# DESCRIPTION OF THE TASK
Recast the lines from the one containing "identify all the" down through the one containing "moist-adiabat (689, 38, 775, 642)" as a numbered list, leaving out any blank lines.

(Element box annotations)
** BEGIN **

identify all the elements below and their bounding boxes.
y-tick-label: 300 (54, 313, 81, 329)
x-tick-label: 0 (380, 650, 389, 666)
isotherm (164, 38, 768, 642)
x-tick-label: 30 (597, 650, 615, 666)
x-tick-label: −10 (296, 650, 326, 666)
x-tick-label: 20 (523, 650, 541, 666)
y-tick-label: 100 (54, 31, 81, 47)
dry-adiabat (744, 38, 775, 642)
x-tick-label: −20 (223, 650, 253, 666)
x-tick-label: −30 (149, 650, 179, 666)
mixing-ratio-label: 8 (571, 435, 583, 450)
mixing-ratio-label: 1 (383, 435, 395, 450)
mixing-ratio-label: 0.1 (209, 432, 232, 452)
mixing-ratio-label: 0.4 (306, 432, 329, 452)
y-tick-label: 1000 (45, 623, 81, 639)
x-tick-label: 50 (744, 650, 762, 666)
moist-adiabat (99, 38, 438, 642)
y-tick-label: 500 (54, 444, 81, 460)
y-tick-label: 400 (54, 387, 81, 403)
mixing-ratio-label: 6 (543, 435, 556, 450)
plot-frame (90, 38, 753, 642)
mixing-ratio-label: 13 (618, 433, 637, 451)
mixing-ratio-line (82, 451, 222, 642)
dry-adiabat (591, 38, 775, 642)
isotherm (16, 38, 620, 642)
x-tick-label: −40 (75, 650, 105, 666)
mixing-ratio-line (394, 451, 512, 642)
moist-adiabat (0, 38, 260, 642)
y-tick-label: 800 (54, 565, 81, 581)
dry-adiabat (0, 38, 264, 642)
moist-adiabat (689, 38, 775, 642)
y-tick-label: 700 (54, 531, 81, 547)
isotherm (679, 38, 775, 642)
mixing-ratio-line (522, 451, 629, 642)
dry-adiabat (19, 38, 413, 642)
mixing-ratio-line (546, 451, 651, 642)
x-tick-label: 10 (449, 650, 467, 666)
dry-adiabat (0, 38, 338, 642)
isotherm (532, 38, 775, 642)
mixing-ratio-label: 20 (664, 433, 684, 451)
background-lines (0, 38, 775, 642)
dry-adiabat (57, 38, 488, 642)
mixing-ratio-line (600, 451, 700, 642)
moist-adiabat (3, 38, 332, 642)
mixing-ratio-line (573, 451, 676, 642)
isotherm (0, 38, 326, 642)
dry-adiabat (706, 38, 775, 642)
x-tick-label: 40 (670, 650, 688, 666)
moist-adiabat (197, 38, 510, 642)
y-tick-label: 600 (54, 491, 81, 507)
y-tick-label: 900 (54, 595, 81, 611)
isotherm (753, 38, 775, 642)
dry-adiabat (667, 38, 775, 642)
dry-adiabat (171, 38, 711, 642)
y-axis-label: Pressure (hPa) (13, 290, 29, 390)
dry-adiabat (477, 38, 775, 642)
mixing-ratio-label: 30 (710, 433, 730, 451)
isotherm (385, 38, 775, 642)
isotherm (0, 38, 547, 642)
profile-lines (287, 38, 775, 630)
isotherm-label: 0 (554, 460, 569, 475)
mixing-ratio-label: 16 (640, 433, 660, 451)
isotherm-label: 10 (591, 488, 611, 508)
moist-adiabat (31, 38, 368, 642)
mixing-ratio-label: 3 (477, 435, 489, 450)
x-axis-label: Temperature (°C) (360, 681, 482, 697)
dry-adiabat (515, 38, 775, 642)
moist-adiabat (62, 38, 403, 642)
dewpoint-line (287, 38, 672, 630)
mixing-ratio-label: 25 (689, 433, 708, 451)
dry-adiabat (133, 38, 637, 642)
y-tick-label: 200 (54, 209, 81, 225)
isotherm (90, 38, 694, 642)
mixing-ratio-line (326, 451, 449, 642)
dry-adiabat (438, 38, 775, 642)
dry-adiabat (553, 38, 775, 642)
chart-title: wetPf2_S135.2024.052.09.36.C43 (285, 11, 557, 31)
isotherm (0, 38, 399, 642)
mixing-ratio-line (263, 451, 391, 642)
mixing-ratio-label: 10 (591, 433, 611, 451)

** END **
** BEGIN **

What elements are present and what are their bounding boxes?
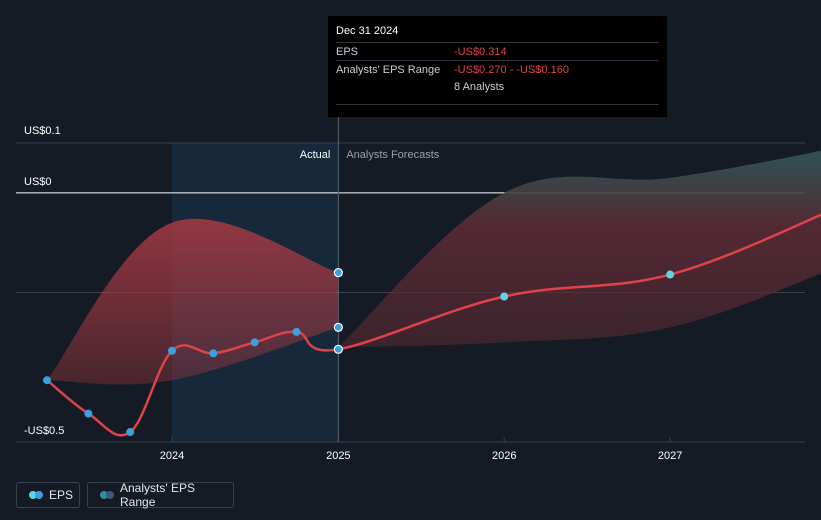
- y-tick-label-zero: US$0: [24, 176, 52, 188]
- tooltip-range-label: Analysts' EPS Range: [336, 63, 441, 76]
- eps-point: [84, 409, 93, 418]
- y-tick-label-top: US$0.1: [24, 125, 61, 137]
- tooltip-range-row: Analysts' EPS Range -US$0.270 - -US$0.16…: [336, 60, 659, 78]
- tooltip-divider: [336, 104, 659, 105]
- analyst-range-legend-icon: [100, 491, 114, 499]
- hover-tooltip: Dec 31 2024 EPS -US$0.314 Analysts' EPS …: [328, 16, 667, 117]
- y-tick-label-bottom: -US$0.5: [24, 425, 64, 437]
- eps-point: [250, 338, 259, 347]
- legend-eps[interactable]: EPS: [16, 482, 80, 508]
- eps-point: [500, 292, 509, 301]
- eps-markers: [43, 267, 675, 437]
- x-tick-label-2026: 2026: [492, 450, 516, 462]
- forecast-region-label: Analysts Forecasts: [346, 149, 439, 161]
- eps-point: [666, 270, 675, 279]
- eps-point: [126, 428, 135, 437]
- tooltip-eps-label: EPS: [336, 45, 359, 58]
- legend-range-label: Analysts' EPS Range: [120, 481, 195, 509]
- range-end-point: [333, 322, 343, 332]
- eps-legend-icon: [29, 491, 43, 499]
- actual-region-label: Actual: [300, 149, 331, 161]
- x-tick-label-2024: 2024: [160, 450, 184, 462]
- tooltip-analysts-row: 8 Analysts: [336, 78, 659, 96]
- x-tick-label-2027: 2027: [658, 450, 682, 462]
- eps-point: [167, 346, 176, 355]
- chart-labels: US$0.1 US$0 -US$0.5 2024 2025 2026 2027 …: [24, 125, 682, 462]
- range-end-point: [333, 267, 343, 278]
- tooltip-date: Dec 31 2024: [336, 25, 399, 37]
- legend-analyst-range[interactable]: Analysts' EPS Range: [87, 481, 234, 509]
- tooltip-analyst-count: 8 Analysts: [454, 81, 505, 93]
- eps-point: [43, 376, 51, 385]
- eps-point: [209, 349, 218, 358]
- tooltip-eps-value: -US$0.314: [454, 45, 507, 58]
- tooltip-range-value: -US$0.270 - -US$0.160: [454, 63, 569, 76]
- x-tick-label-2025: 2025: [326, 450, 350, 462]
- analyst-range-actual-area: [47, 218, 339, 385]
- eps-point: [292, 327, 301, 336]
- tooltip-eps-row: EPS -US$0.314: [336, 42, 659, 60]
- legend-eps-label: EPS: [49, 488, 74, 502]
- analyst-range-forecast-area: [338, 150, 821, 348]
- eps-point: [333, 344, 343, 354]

** END **

# FINAL RESULT
1. identify all the elements below and their bounding boxes.
2. y-tick-label: 300 (54, 313, 81, 329)
3. x-tick-label: 0 (380, 650, 389, 666)
4. isotherm (164, 38, 768, 642)
5. x-tick-label: 30 (597, 650, 615, 666)
6. x-tick-label: −10 (296, 650, 326, 666)
7. x-tick-label: 20 (523, 650, 541, 666)
8. y-tick-label: 100 (54, 31, 81, 47)
9. dry-adiabat (744, 38, 775, 642)
10. x-tick-label: −20 (223, 650, 253, 666)
11. x-tick-label: −30 (149, 650, 179, 666)
12. mixing-ratio-label: 8 (571, 435, 583, 450)
13. mixing-ratio-label: 1 (383, 435, 395, 450)
14. mixing-ratio-label: 0.1 (209, 432, 232, 452)
15. mixing-ratio-label: 0.4 (306, 432, 329, 452)
16. y-tick-label: 1000 (45, 623, 81, 639)
17. x-tick-label: 50 (744, 650, 762, 666)
18. moist-adiabat (99, 38, 438, 642)
19. y-tick-label: 500 (54, 444, 81, 460)
20. y-tick-label: 400 (54, 387, 81, 403)
21. mixing-ratio-label: 6 (543, 435, 556, 450)
22. plot-frame (90, 38, 753, 642)
23. mixing-ratio-label: 13 (618, 433, 637, 451)
24. mixing-ratio-line (82, 451, 222, 642)
25. dry-adiabat (591, 38, 775, 642)
26. isotherm (16, 38, 620, 642)
27. x-tick-label: −40 (75, 650, 105, 666)
28. mixing-ratio-line (394, 451, 512, 642)
29. moist-adiabat (0, 38, 260, 642)
30. y-tick-label: 800 (54, 565, 81, 581)
31. dry-adiabat (0, 38, 264, 642)
32. moist-adiabat (689, 38, 775, 642)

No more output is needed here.